**Material to process**:
[start]
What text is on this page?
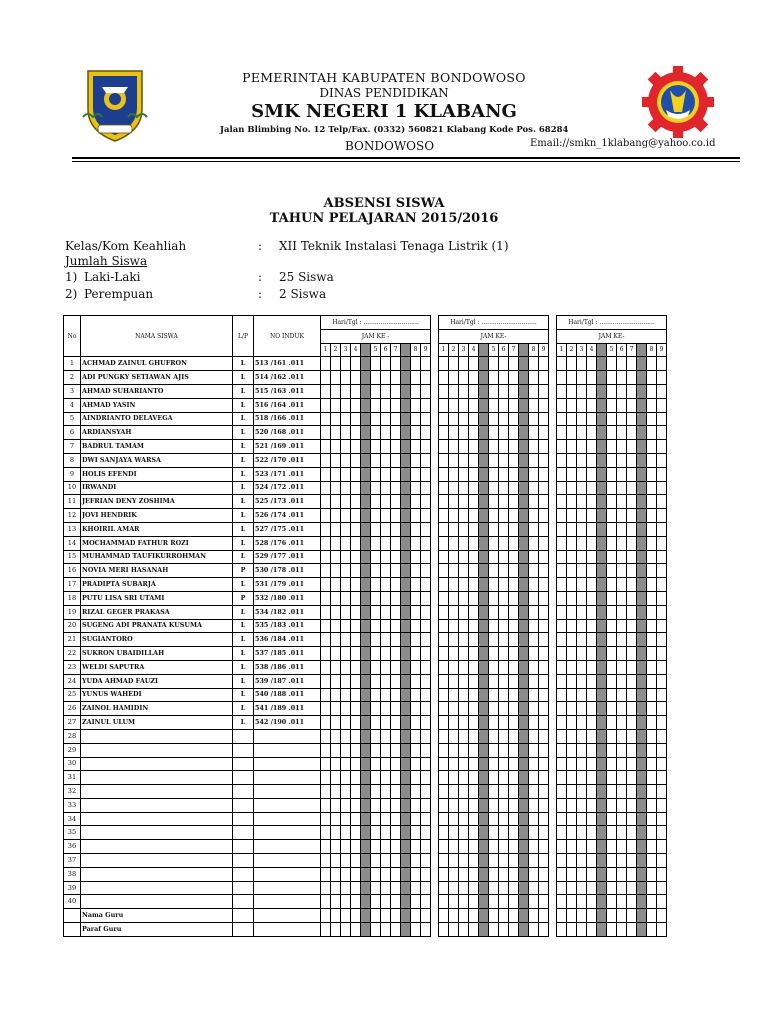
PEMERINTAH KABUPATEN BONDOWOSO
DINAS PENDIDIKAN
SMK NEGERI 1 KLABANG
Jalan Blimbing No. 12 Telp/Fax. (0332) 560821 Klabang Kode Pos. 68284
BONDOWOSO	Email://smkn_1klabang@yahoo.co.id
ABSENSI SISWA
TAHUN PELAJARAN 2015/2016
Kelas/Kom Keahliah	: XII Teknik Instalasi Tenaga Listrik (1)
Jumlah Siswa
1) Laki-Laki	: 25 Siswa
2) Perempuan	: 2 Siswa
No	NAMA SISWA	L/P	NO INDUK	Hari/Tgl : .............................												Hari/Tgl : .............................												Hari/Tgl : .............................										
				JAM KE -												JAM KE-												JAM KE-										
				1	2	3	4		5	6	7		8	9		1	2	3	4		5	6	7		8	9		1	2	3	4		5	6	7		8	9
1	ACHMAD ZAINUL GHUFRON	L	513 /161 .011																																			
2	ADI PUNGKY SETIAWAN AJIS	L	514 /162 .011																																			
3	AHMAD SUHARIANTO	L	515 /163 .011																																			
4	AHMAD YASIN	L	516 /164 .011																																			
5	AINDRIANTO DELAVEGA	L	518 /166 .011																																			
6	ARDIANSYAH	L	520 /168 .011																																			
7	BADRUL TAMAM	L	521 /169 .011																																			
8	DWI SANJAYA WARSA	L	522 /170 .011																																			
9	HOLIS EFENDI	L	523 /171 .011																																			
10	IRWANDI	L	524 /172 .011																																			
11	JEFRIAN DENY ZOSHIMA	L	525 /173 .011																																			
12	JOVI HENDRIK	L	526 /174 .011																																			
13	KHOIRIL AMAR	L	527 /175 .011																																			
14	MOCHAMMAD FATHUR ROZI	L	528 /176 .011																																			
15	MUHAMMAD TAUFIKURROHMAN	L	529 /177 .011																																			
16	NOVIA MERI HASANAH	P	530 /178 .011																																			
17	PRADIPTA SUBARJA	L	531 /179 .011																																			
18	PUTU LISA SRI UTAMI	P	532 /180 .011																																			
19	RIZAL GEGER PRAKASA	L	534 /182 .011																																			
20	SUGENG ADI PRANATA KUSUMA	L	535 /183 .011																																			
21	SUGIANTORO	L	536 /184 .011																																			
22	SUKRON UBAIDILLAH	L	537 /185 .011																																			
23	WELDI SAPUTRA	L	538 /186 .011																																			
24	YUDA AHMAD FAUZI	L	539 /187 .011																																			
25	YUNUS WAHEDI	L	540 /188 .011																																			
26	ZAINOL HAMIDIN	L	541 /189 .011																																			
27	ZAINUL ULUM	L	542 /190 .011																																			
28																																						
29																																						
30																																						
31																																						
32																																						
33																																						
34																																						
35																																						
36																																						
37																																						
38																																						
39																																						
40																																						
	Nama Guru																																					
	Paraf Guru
[end]
**Objective**: Copy all the lines above that hold the string "ZAINUL".

**Answer for the task**:
1	ACHMAD ZAINUL GHUFRON	L	513 /161 .011																																			
27	ZAINUL ULUM	L	542 /190 .011																																			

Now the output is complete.